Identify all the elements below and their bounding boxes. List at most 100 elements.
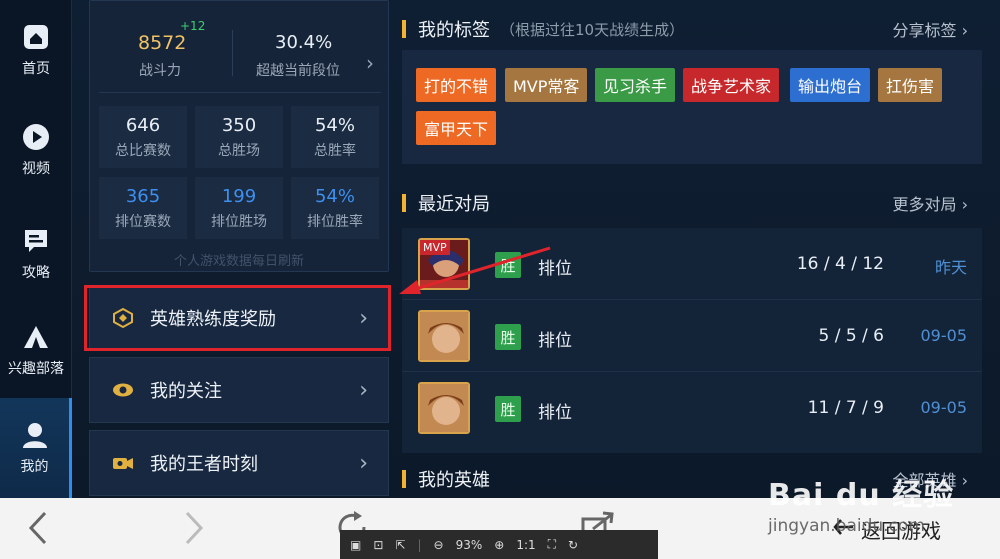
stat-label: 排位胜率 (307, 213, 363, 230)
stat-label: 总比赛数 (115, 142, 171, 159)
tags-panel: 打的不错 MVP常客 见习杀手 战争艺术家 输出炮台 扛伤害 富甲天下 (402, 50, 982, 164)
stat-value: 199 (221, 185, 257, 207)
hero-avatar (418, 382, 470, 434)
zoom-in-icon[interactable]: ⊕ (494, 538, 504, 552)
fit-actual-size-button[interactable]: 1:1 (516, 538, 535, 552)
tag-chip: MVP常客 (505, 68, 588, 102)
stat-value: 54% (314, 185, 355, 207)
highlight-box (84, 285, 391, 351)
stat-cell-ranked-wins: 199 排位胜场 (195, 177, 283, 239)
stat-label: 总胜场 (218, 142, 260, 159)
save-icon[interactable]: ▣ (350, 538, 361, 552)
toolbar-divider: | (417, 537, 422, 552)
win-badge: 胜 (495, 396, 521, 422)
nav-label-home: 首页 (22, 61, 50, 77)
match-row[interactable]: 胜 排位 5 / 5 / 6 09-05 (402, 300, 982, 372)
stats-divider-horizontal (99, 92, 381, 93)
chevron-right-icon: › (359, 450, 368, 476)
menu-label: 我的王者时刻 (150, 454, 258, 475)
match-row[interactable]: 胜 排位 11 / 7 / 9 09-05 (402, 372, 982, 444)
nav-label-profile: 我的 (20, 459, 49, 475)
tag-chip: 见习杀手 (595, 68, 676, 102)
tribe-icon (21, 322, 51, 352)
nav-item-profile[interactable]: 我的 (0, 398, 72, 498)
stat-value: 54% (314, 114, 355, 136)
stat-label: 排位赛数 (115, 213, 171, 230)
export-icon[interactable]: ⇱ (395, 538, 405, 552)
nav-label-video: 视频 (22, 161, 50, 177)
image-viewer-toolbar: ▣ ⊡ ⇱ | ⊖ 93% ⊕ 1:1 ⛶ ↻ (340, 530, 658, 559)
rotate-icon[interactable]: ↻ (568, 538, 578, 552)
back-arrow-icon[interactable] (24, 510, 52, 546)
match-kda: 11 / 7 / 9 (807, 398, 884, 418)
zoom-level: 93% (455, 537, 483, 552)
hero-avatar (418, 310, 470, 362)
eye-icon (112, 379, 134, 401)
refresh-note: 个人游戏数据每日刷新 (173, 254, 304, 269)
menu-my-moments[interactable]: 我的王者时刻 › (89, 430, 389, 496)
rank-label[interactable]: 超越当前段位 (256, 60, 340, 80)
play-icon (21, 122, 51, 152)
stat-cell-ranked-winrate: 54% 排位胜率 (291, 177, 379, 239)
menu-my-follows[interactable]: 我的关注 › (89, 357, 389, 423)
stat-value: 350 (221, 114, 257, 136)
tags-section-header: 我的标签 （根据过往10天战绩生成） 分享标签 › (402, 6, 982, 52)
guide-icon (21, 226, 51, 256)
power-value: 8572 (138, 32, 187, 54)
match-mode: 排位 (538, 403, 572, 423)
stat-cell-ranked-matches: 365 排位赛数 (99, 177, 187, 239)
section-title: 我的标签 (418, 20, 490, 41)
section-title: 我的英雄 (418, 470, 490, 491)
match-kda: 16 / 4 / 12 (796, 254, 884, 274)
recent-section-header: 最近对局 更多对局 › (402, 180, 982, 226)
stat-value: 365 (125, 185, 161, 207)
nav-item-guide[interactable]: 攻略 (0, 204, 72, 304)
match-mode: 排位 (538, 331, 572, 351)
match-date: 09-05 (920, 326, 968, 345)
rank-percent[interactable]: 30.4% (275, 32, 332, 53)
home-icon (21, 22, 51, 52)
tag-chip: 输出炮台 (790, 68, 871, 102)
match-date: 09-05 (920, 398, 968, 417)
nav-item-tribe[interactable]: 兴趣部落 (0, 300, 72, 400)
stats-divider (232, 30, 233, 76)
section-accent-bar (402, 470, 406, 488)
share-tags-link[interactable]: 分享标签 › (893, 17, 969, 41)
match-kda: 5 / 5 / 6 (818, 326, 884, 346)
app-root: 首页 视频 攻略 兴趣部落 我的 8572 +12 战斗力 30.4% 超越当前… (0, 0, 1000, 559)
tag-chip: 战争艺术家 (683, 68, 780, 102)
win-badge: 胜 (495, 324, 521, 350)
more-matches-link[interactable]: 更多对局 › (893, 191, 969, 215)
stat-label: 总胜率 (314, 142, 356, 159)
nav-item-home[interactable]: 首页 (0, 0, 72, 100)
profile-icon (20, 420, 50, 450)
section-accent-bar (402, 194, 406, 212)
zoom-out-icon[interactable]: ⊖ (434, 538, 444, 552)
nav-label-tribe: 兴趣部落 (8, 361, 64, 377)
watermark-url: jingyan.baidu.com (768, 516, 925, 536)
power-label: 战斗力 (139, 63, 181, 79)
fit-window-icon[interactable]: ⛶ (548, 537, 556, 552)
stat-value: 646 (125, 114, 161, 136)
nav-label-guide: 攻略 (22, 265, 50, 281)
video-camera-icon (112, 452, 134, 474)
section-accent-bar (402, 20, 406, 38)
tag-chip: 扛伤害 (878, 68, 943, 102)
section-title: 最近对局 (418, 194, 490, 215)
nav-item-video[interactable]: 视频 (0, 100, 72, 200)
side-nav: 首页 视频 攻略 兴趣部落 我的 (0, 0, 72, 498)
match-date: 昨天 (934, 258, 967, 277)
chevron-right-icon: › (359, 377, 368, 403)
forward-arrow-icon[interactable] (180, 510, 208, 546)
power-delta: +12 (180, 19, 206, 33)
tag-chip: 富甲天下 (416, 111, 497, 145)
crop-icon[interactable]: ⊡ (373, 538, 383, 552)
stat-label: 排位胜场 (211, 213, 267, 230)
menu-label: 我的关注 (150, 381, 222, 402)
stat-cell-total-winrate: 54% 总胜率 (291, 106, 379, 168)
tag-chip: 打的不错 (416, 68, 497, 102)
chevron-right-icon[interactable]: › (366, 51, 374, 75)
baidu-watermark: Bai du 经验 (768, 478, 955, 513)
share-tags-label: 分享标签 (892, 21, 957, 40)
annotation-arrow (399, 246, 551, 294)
————————
### PROBLEM TO SOLVE:
Copy out every line of the records above word for word, but leave the pictures out.

### FULL ANSWER:
Identify all the elements below and their bounding boxes. List at most 100 elements.
stat-label: 排位胜率 (307, 213, 363, 230)
stat-label: 总比赛数 (115, 142, 171, 159)
tags-panel: 打的不错 MVP常客 见习杀手 战争艺术家 输出炮台 扛伤害 富甲天下 (402, 50, 982, 164)
stat-value: 199 (221, 185, 257, 207)
hero-avatar (418, 382, 470, 434)
zoom-in-icon[interactable]: ⊕ (494, 538, 504, 552)
fit-actual-size-button[interactable]: 1:1 (516, 538, 535, 552)
tag-chip: MVP常客 (505, 68, 588, 102)
stat-value: 54% (314, 185, 355, 207)
highlight-box (84, 285, 391, 351)
stat-cell-ranked-wins: 199 排位胜场 (195, 177, 283, 239)
stat-label: 总胜场 (218, 142, 260, 159)
save-icon[interactable]: ▣ (350, 538, 361, 552)
toolbar-divider: | (417, 537, 422, 552)
win-badge: 胜 (495, 396, 521, 422)
nav-label-home: 首页 (22, 61, 50, 77)
match-row[interactable]: 胜 排位 5 / 5 / 6 09-05 (402, 300, 982, 372)
stats-divider-horizontal (99, 92, 381, 93)
chevron-right-icon: › (359, 450, 368, 476)
menu-label: 我的王者时刻 (150, 454, 258, 475)
match-row[interactable]: 胜 排位 11 / 7 / 9 09-05 (402, 372, 982, 444)
nav-label-profile: 我的 (20, 459, 49, 475)
tag-chip: 见习杀手 (595, 68, 676, 102)
tribe-icon (21, 322, 51, 352)
nav-item-profile[interactable]: 我的 (0, 398, 72, 498)
stat-value: 54% (314, 114, 355, 136)
stat-label: 排位赛数 (115, 213, 171, 230)
export-icon[interactable]: ⇱ (395, 538, 405, 552)
nav-label-video: 视频 (22, 161, 50, 177)
image-viewer-toolbar: ▣ ⊡ ⇱ | ⊖ 93% ⊕ 1:1 ⛶ ↻ (340, 530, 658, 559)
rotate-icon[interactable]: ↻ (568, 538, 578, 552)
back-arrow-icon[interactable] (24, 510, 52, 546)
match-kda: 11 / 7 / 9 (807, 398, 884, 418)
zoom-level: 93% (455, 537, 483, 552)
hero-avatar (418, 310, 470, 362)
eye-icon (112, 379, 134, 401)
refresh-note: 个人游戏数据每日刷新 (173, 254, 304, 269)
menu-my-moments[interactable]: 我的王者时刻 › (89, 430, 389, 496)
rank-label[interactable]: 超越当前段位 (256, 60, 340, 80)
play-icon (21, 122, 51, 152)
stat-cell-ranked-winrate: 54% 排位胜率 (291, 177, 379, 239)
menu-my-follows[interactable]: 我的关注 › (89, 357, 389, 423)
stat-value: 350 (221, 114, 257, 136)
tags-section-header: 我的标签 （根据过往10天战绩生成） 分享标签 › (402, 6, 982, 52)
guide-icon (21, 226, 51, 256)
power-value: 8572 (138, 32, 187, 54)
match-mode: 排位 (538, 403, 572, 423)
stat-cell-ranked-matches: 365 排位赛数 (99, 177, 187, 239)
section-title: 我的标签 (418, 20, 490, 41)
section-title: 我的英雄 (418, 470, 490, 491)
match-kda: 16 / 4 / 12 (796, 254, 884, 274)
recent-section-header: 最近对局 更多对局 › (402, 180, 982, 226)
stat-value: 365 (125, 185, 161, 207)
nav-item-guide[interactable]: 攻略 (0, 204, 72, 304)
match-mode: 排位 (538, 331, 572, 351)
match-date: 09-05 (920, 326, 968, 345)
rank-percent[interactable]: 30.4% (275, 32, 332, 53)
home-icon (21, 22, 51, 52)
tag-chip: 输出炮台 (790, 68, 871, 102)
match-date: 09-05 (920, 398, 968, 417)
nav-item-tribe[interactable]: 兴趣部落 (0, 300, 72, 400)
stats-divider (232, 30, 233, 76)
section-accent-bar (402, 470, 406, 488)
share-tags-link[interactable]: 分享标签 › (893, 17, 969, 41)
match-kda: 5 / 5 / 6 (818, 326, 884, 346)
app-root: 首页 视频 攻略 兴趣部落 我的 8572 +12 战斗力 30.4% 超越当前… (0, 0, 1000, 559)
tag-chip: 战争艺术家 (683, 68, 780, 102)
win-badge: 胜 (495, 324, 521, 350)
more-matches-link[interactable]: 更多对局 › (893, 191, 969, 215)
stat-label: 总胜率 (314, 142, 356, 159)
nav-item-home[interactable]: 首页 (0, 0, 72, 100)
profile-icon (20, 420, 50, 450)
section-accent-bar (402, 194, 406, 212)
zoom-out-icon[interactable]: ⊖ (434, 538, 444, 552)
nav-label-tribe: 兴趣部落 (8, 361, 64, 377)
watermark-url: jingyan.baidu.com (768, 516, 925, 536)
power-label: 战斗力 (139, 63, 181, 79)
fit-window-icon[interactable]: ⛶ (548, 537, 556, 552)
stat-value: 646 (125, 114, 161, 136)
nav-label-guide: 攻略 (22, 265, 50, 281)
video-camera-icon (112, 452, 134, 474)
section-accent-bar (402, 20, 406, 38)
tag-chip: 扛伤害 (878, 68, 943, 102)
section-title: 最近对局 (418, 194, 490, 215)
nav-item-video[interactable]: 视频 (0, 100, 72, 200)
side-nav: 首页 视频 攻略 兴趣部落 我的 (0, 0, 72, 498)
match-date: 昨天 (934, 258, 967, 277)
chevron-right-icon: › (359, 377, 368, 403)
forward-arrow-icon[interactable] (180, 510, 208, 546)
power-delta: +12 (180, 19, 206, 33)
tag-chip: 富甲天下 (416, 111, 497, 145)
crop-icon[interactable]: ⊡ (373, 538, 383, 552)
stat-label: 排位胜场 (211, 213, 267, 230)
menu-label: 我的关注 (150, 381, 222, 402)
stat-cell-total-winrate: 54% 总胜率 (291, 106, 379, 168)
tag-chip: 打的不错 (416, 68, 497, 102)
chevron-right-icon[interactable]: › (366, 51, 374, 75)
baidu-watermark: Bai du 经验 (768, 478, 955, 513)
share-tags-label: 分享标签 (892, 21, 957, 40)
annotation-arrow (399, 246, 551, 294)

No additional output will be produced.